- **Written task**:
Every line holding the string "investment" should be gathered.

==========

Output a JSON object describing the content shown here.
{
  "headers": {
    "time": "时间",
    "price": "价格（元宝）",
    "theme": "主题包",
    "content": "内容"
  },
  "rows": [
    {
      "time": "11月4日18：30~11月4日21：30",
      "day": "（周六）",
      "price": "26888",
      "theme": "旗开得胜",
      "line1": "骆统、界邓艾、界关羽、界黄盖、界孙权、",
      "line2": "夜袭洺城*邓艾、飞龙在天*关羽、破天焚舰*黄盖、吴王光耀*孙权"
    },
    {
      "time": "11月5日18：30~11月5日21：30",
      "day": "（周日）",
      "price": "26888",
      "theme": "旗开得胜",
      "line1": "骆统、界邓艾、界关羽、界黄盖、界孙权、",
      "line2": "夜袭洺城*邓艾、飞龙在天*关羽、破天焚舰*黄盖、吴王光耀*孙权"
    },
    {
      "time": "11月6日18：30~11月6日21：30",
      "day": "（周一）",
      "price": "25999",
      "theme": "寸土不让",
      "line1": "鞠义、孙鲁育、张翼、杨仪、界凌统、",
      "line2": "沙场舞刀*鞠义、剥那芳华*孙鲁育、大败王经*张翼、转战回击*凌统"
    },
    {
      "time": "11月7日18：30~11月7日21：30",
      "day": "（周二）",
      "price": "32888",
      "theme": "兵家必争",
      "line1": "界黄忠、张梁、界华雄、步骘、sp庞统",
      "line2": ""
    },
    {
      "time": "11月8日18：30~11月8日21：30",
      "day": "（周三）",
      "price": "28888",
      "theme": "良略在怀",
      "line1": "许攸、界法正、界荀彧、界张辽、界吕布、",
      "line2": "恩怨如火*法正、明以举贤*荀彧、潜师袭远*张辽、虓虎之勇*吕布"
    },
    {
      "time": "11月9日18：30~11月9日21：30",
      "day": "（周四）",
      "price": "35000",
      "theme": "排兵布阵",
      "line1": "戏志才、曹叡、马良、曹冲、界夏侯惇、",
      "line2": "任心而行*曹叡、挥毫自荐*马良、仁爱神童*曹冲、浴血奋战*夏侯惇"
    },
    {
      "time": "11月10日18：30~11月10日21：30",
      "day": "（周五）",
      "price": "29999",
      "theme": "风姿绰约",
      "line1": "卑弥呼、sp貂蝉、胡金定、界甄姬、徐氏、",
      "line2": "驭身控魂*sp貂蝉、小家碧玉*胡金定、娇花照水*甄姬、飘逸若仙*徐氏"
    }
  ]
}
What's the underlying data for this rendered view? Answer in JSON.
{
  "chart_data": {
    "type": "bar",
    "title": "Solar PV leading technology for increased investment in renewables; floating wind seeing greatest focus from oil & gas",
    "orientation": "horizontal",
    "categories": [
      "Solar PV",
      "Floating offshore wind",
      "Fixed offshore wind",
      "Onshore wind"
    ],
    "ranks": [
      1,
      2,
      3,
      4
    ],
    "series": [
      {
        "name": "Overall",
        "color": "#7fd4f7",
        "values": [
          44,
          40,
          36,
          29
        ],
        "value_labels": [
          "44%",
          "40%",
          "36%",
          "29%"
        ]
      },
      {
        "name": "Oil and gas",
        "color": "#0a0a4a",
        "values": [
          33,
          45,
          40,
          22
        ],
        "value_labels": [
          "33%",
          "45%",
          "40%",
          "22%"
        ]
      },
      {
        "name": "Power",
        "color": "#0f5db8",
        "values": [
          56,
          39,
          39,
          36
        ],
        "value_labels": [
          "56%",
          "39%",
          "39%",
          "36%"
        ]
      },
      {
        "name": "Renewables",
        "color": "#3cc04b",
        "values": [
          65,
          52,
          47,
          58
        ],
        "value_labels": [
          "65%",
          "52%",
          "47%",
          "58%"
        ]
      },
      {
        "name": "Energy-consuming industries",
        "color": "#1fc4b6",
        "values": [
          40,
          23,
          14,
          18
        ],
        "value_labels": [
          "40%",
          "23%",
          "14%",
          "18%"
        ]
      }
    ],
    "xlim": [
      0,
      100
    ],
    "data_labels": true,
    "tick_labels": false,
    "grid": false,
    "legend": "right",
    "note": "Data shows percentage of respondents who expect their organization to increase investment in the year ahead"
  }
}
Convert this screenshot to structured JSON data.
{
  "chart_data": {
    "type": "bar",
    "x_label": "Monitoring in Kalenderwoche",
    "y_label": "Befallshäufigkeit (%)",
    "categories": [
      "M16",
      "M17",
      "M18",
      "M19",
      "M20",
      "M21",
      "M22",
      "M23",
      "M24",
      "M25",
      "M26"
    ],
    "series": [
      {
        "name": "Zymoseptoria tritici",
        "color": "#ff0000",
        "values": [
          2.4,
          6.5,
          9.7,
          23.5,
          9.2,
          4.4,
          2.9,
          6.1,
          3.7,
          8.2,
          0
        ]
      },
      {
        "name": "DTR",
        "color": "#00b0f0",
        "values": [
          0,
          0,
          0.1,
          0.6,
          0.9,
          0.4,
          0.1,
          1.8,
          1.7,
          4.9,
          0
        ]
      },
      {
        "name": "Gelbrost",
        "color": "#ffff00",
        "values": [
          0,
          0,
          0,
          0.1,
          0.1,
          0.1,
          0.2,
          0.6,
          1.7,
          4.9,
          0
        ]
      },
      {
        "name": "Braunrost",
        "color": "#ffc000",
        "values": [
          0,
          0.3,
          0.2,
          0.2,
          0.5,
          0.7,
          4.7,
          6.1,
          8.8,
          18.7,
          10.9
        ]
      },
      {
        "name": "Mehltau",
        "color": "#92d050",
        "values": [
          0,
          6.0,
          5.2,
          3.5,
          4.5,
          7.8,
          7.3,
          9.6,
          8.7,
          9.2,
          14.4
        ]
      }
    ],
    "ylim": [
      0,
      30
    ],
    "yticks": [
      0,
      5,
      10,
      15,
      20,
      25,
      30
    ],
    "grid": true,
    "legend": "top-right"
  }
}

==========

- **Exercise result**:
    "title": "Solar PV leading technology for increased investment in renewables; floating wind seeing greatest focus from oil & gas",
    "note": "Data shows percentage of respondents who expect their organization to increase investment in the year ahead"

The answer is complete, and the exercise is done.